Stated problem:
Write out the listing in full, matching it word for word.

(Collected data entries)
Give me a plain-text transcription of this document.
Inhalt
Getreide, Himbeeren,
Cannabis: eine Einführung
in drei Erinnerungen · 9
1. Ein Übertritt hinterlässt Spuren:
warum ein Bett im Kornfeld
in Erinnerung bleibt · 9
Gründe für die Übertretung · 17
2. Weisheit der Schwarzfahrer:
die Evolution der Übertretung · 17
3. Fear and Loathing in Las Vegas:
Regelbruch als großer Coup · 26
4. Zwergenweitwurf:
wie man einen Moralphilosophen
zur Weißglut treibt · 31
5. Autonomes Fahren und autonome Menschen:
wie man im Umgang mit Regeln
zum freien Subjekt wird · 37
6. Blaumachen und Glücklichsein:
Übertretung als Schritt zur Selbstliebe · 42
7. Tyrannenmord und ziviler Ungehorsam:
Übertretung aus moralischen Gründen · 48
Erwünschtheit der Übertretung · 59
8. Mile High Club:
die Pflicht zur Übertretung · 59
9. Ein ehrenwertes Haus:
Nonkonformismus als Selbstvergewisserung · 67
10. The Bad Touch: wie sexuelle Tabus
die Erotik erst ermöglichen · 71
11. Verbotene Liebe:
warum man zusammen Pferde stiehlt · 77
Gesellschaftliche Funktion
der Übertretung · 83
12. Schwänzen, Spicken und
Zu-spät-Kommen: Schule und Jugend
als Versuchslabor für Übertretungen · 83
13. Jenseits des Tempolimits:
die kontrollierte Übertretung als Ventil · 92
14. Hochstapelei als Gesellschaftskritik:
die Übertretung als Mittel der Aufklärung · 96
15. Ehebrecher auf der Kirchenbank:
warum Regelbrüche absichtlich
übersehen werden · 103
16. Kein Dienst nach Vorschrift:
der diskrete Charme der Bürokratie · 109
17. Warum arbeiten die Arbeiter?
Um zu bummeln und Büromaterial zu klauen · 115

Finished task:
Give me a plain-text transcription of this document.
Inhalt
Getreide, Himbeeren,
Cannabis: eine Einführung
in drei Erinnerungen · 9
1. Ein Übertritt hinterlässt Spuren:
warum ein Bett im Kornfeld
in Erinnerung bleibt · 9
Gründe für die Übertretung · 17
2. Weisheit der Schwarzfahrer:
die Evolution der Übertretung · 17
3. Fear and Loathing in Las Vegas:
Regelbruch als großer Coup · 26
4. Zwergenweitwurf:
wie man einen Moralphilosophen
zur Weißglut treibt · 31
5. Autonomes Fahren und autonome Menschen:
wie man im Umgang mit Regeln
zum freien Subjekt wird · 37
6. Blaumachen und Glücklichsein:
Übertretung als Schritt zur Selbstliebe · 42
7. Tyrannenmord und ziviler Ungehorsam:
Übertretung aus moralischen Gründen · 48
Erwünschtheit der Übertretung · 59
8. Mile High Club:
die Pflicht zur Übertretung · 59
9. Ein ehrenwertes Haus:
Nonkonformismus als Selbstvergewisserung · 67
10. The Bad Touch: wie sexuelle Tabus
die Erotik erst ermöglichen · 71
11. Verbotene Liebe:
warum man zusammen Pferde stiehlt · 77
Gesellschaftliche Funktion
der Übertretung · 83
12. Schwänzen, Spicken und
Zu-spät-Kommen: Schule und Jugend
als Versuchslabor für Übertretungen · 83
13. Jenseits des Tempolimits:
die kontrollierte Übertretung als Ventil · 92
14. Hochstapelei als Gesellschaftskritik:
die Übertretung als Mittel der Aufklärung · 96
15. Ehebrecher auf der Kirchenbank:
warum Regelbrüche absichtlich
übersehen werden · 103
16. Kein Dienst nach Vorschrift:
der diskrete Charme der Bürokratie · 109
17. Warum arbeiten die Arbeiter?
Um zu bummeln und Büromaterial zu klauen · 115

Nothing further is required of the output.